- **Dataset**
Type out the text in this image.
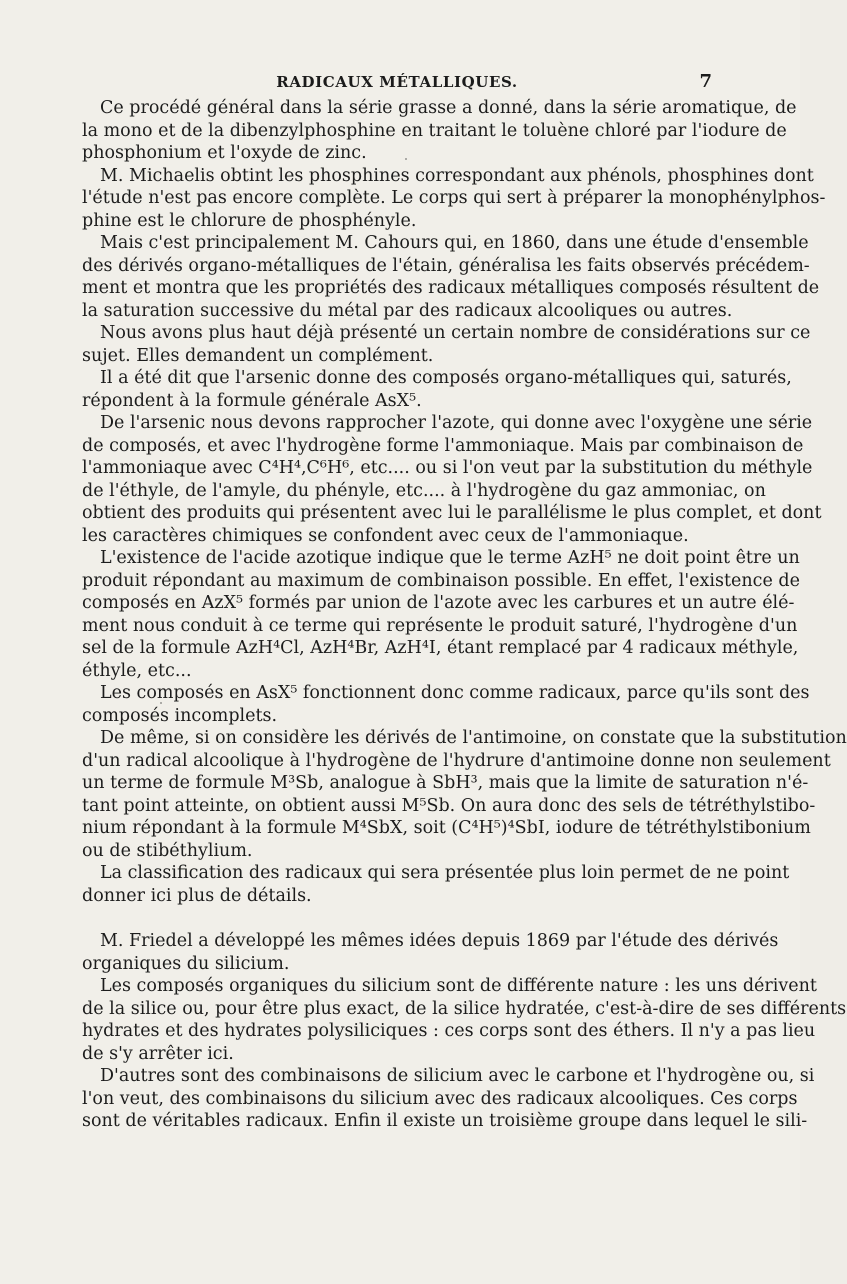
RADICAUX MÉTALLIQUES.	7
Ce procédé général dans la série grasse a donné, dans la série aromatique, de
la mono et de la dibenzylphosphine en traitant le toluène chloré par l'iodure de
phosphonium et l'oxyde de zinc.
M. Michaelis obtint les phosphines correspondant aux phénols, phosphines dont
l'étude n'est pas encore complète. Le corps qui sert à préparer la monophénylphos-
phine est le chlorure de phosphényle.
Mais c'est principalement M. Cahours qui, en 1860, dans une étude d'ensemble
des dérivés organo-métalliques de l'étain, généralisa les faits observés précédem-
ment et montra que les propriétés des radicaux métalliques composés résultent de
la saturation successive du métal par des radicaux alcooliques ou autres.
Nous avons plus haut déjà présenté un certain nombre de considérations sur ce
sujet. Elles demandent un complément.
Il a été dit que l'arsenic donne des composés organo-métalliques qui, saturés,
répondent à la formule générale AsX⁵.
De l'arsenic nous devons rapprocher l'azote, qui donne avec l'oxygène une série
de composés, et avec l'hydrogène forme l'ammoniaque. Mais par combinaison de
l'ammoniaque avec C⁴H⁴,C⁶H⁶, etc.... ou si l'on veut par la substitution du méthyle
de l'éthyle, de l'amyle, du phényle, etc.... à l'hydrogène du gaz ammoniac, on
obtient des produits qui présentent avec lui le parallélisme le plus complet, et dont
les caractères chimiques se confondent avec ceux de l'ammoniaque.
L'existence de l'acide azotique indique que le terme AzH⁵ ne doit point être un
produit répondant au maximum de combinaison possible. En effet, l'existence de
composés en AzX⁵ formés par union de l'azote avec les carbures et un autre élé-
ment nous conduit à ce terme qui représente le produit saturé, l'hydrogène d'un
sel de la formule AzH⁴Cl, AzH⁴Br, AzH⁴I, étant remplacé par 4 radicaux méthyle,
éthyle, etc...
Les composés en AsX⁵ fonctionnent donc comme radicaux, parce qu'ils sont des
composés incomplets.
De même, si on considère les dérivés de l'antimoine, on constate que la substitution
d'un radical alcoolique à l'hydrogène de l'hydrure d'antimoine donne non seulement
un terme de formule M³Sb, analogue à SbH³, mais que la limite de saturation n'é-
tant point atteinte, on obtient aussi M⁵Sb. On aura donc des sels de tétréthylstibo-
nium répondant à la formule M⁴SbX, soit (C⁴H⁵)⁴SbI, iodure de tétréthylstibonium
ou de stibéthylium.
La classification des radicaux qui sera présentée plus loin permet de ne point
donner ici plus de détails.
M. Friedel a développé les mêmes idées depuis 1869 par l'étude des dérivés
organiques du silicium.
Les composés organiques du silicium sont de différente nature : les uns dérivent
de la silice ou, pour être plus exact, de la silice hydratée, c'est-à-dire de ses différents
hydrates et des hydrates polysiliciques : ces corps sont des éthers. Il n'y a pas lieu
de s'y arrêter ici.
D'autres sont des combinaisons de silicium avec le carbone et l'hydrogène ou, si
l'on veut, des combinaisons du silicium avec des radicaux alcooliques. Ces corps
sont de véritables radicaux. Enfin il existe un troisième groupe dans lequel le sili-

- **Your instructions**
All records above are to be printed exactly, minus the pictures they contain.

- **Written reply**
Type out the text in this image.
RADICAUX MÉTALLIQUES.	7
Ce procédé général dans la série grasse a donné, dans la série aromatique, de
la mono et de la dibenzylphosphine en traitant le toluène chloré par l'iodure de
phosphonium et l'oxyde de zinc.
M. Michaelis obtint les phosphines correspondant aux phénols, phosphines dont
l'étude n'est pas encore complète. Le corps qui sert à préparer la monophénylphos-
phine est le chlorure de phosphényle.
Mais c'est principalement M. Cahours qui, en 1860, dans une étude d'ensemble
des dérivés organo-métalliques de l'étain, généralisa les faits observés précédem-
ment et montra que les propriétés des radicaux métalliques composés résultent de
la saturation successive du métal par des radicaux alcooliques ou autres.
Nous avons plus haut déjà présenté un certain nombre de considérations sur ce
sujet. Elles demandent un complément.
Il a été dit que l'arsenic donne des composés organo-métalliques qui, saturés,
répondent à la formule générale AsX⁵.
De l'arsenic nous devons rapprocher l'azote, qui donne avec l'oxygène une série
de composés, et avec l'hydrogène forme l'ammoniaque. Mais par combinaison de
l'ammoniaque avec C⁴H⁴,C⁶H⁶, etc.... ou si l'on veut par la substitution du méthyle
de l'éthyle, de l'amyle, du phényle, etc.... à l'hydrogène du gaz ammoniac, on
obtient des produits qui présentent avec lui le parallélisme le plus complet, et dont
les caractères chimiques se confondent avec ceux de l'ammoniaque.
L'existence de l'acide azotique indique que le terme AzH⁵ ne doit point être un
produit répondant au maximum de combinaison possible. En effet, l'existence de
composés en AzX⁵ formés par union de l'azote avec les carbures et un autre élé-
ment nous conduit à ce terme qui représente le produit saturé, l'hydrogène d'un
sel de la formule AzH⁴Cl, AzH⁴Br, AzH⁴I, étant remplacé par 4 radicaux méthyle,
éthyle, etc...
Les composés en AsX⁵ fonctionnent donc comme radicaux, parce qu'ils sont des
composés incomplets.
De même, si on considère les dérivés de l'antimoine, on constate que la substitution
d'un radical alcoolique à l'hydrogène de l'hydrure d'antimoine donne non seulement
un terme de formule M³Sb, analogue à SbH³, mais que la limite de saturation n'é-
tant point atteinte, on obtient aussi M⁵Sb. On aura donc des sels de tétréthylstibo-
nium répondant à la formule M⁴SbX, soit (C⁴H⁵)⁴SbI, iodure de tétréthylstibonium
ou de stibéthylium.
La classification des radicaux qui sera présentée plus loin permet de ne point
donner ici plus de détails.
M. Friedel a développé les mêmes idées depuis 1869 par l'étude des dérivés
organiques du silicium.
Les composés organiques du silicium sont de différente nature : les uns dérivent
de la silice ou, pour être plus exact, de la silice hydratée, c'est-à-dire de ses différents
hydrates et des hydrates polysiliciques : ces corps sont des éthers. Il n'y a pas lieu
de s'y arrêter ici.
D'autres sont des combinaisons de silicium avec le carbone et l'hydrogène ou, si
l'on veut, des combinaisons du silicium avec des radicaux alcooliques. Ces corps
sont de véritables radicaux. Enfin il existe un troisième groupe dans lequel le sili-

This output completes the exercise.